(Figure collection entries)
--- Start ---

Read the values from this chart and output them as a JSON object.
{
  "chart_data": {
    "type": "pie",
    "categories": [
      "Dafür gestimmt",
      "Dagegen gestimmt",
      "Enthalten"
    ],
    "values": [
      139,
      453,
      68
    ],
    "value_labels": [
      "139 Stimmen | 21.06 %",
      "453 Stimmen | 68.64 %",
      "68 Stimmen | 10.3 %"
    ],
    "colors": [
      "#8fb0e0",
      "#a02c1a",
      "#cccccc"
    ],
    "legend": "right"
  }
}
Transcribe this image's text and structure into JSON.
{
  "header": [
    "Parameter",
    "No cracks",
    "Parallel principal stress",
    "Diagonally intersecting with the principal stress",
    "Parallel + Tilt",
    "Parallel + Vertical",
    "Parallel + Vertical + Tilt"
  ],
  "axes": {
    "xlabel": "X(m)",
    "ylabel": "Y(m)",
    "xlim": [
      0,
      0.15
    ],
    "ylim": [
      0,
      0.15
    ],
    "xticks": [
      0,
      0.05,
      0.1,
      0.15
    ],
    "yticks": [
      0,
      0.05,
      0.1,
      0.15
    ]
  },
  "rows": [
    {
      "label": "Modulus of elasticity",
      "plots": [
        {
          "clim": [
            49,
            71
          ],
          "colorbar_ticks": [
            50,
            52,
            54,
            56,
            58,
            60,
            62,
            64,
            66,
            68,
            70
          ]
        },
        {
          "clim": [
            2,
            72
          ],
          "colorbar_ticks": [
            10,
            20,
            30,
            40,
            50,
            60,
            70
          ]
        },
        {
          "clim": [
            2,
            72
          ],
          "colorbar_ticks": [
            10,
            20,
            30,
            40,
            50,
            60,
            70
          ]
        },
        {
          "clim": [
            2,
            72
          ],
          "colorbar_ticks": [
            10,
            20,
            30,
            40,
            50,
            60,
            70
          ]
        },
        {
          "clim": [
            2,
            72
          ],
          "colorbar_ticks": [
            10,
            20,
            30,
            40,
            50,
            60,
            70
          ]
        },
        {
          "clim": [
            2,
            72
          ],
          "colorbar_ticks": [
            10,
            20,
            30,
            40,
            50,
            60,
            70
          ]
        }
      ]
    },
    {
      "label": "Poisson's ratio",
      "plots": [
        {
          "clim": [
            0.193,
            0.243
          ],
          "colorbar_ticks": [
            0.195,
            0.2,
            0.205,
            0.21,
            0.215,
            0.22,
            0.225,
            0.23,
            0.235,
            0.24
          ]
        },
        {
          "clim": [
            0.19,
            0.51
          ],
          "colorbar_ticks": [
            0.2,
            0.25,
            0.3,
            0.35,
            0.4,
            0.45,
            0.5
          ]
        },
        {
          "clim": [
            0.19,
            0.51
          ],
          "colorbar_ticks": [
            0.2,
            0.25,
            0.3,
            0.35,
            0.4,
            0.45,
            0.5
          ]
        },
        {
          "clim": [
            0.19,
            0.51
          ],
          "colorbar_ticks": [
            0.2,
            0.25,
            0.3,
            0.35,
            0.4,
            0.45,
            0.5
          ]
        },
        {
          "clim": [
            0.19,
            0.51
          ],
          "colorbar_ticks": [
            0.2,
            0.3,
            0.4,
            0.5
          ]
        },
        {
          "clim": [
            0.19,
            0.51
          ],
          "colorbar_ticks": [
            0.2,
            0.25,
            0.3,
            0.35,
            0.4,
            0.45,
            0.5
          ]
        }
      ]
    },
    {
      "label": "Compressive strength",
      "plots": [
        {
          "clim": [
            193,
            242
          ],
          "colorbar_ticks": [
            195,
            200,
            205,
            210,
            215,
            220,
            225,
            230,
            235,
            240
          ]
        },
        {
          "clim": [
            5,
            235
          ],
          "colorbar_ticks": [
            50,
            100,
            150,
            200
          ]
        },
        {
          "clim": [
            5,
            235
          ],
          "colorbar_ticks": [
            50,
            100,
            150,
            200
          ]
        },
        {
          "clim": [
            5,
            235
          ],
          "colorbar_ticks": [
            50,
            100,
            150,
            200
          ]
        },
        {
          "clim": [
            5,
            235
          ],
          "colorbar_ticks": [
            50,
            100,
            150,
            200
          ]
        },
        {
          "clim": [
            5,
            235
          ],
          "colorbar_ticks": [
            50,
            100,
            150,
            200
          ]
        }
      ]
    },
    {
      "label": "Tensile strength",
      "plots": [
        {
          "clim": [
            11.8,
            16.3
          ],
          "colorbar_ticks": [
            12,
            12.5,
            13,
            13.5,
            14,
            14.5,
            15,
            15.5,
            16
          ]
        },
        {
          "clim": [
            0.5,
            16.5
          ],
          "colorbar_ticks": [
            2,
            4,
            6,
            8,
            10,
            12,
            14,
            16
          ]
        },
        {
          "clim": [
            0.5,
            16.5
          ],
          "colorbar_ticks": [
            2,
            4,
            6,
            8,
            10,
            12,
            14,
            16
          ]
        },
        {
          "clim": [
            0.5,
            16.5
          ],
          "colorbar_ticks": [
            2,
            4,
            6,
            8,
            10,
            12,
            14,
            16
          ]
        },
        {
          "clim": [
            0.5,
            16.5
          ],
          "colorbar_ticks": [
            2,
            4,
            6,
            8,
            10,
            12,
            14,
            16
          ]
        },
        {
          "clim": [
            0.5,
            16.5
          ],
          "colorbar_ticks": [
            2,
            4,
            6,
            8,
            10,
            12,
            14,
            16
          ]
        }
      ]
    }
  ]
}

--- End ---

:: WRITTEN TASK ::
Go through the material above and count the lines that include "Tilt". Give the number alone.

:: THE COMPLETED TASK ::
2